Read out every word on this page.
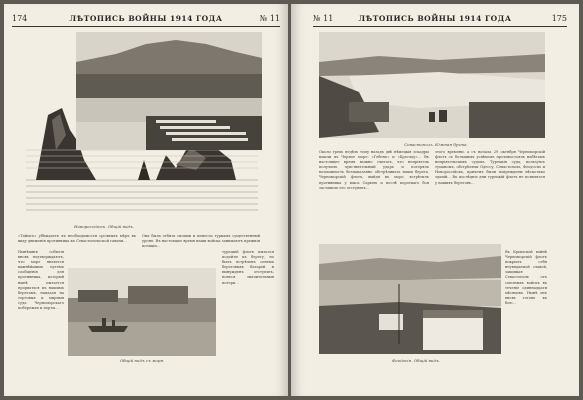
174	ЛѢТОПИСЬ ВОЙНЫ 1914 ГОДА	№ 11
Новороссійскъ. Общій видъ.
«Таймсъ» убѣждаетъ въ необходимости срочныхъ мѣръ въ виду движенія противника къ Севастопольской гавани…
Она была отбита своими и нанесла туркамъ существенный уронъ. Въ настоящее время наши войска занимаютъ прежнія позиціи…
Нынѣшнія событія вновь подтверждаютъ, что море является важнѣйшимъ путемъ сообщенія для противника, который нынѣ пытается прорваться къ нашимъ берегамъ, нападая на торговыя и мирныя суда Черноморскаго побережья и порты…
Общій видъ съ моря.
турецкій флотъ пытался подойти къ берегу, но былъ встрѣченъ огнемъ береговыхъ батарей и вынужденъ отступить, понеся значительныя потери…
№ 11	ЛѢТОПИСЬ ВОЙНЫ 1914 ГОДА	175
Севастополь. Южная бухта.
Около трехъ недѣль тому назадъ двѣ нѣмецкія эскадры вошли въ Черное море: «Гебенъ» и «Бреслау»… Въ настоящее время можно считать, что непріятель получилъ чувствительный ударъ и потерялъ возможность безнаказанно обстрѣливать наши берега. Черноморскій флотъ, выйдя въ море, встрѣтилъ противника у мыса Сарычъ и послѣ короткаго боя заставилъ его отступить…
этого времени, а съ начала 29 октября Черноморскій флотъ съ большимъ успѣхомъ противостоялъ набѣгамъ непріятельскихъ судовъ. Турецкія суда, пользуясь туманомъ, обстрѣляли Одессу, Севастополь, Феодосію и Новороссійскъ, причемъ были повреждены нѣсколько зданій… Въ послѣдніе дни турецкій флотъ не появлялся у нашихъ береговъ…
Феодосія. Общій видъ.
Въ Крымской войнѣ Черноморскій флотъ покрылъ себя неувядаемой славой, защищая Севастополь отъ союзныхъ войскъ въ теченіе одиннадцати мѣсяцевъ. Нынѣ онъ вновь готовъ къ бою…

▶ _CHALLENGE_
Find every line with "ЛѢТОПИСЬ" in the listing and state how many there are, nothing else.

▶ _FINAL RESULT_
2